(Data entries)
# # # #
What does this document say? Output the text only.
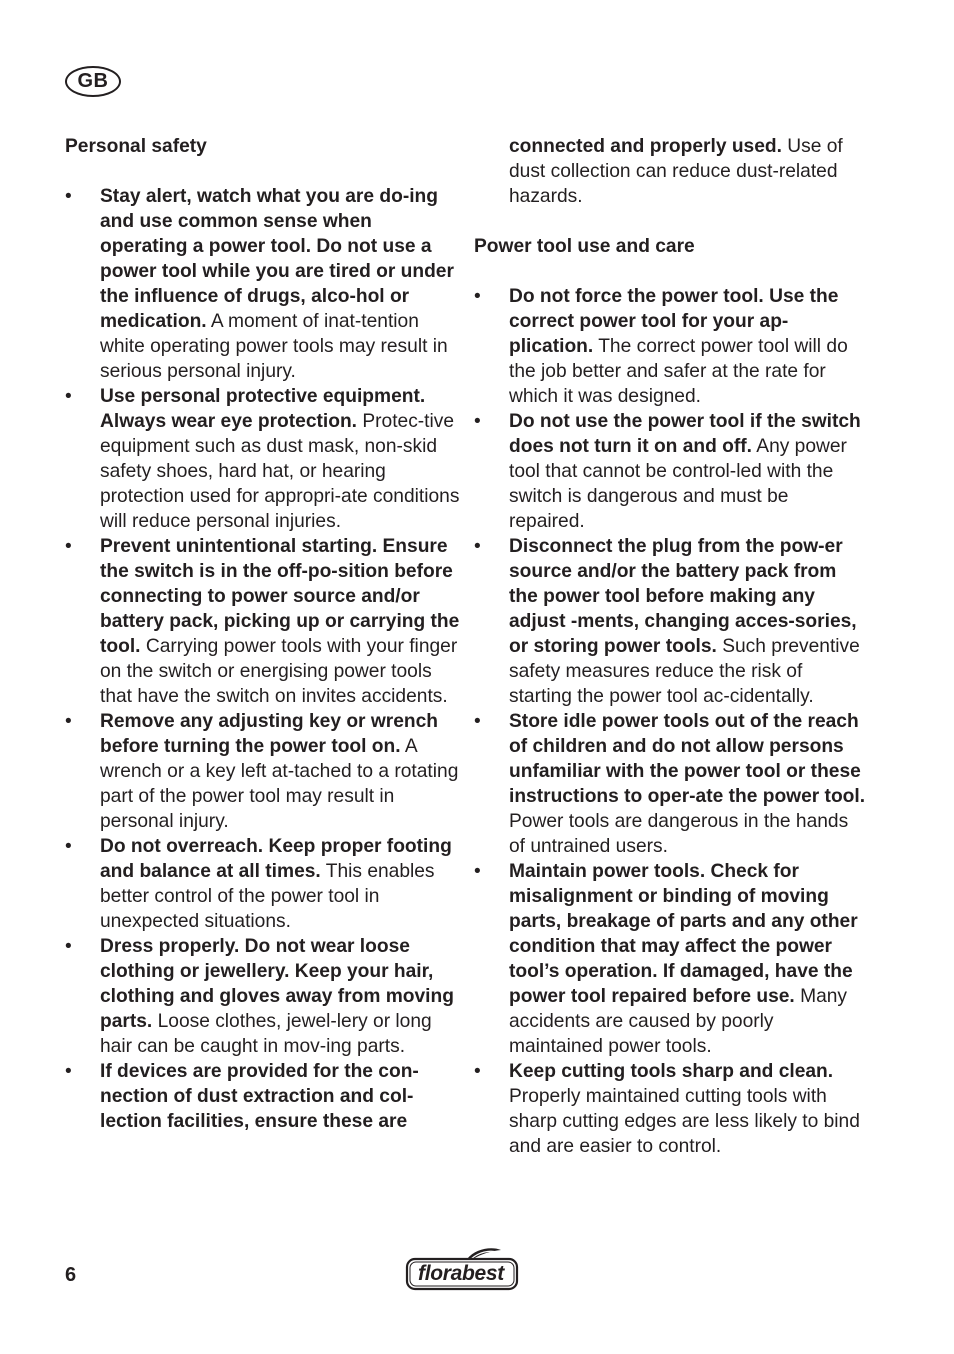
GB

Personal safety

• Stay alert, watch what you are do-ing and use common sense when operating a power tool. Do not use a power tool while you are tired or under the influence of drugs, alco-hol or medication. A moment of inat-tention white operating power tools may result in serious personal injury.
• Use personal protective equipment. Always wear eye protection. Protec-tive equipment such as dust mask, non-skid safety shoes, hard hat, or hearing protection used for appropri-ate conditions will reduce personal injuries.
• Prevent unintentional starting. Ensure the switch is in the off-po-sition before connecting to power source and/or battery pack, picking up or carrying the tool. Carrying power tools with your finger on the switch or energising power tools that have the switch on invites accidents.
• Remove any adjusting key or wrench before turning the power tool on. A wrench or a key left at-tached to a rotating part of the power tool may result in personal injury.
• Do not overreach. Keep proper footing and balance at all times. This enables better control of the power tool in unexpected situations.
• Dress properly. Do not wear loose clothing or jewellery. Keep your hair, clothing and gloves away from moving parts. Loose clothes, jewel-lery or long hair can be caught in mov-ing parts.
• If devices are provided for the con-nection of dust extraction and col-lection facilities, ensure these are

connected and properly used. Use of dust collection can reduce dust-related hazards.

Power tool use and care

• Do not force the power tool. Use the correct power tool for your ap-plication. The correct power tool will do the job better and safer at the rate for which it was designed.
• Do not use the power tool if the switch does not turn it on and off. Any power tool that cannot be control-led with the switch is dangerous and must be repaired.
• Disconnect the plug from the pow-er source and/or the battery pack from the power tool before making any adjust -ments, changing acces-sories, or storing power tools. Such preventive safety measures reduce the risk of starting the power tool ac-cidentally.
• Store idle power tools out of the reach of children and do not allow persons unfamiliar with the power tool or these instructions to oper-ate the power tool. Power tools are dangerous in the hands of untrained users.
• Maintain power tools. Check for misalignment or binding of moving parts, breakage of parts and any other condition that may affect the power tool’s operation. If damaged, have the power tool repaired before use. Many accidents are caused by poorly maintained power tools.
• Keep cutting tools sharp and clean. Properly maintained cutting tools with sharp cutting edges are less likely to bind and are easier to control.
6	florabest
# # # #
WRITTEN REQUEST
Return the lines of the records that include the string "better".

FINAL RESULT
• Do not overreach. Keep proper footing and balance at all times. This enables better control of the power tool in unexpected situations.
• Do not force the power tool. Use the correct power tool for your ap-plication. The correct power tool will do the job better and safer at the rate for which it was designed.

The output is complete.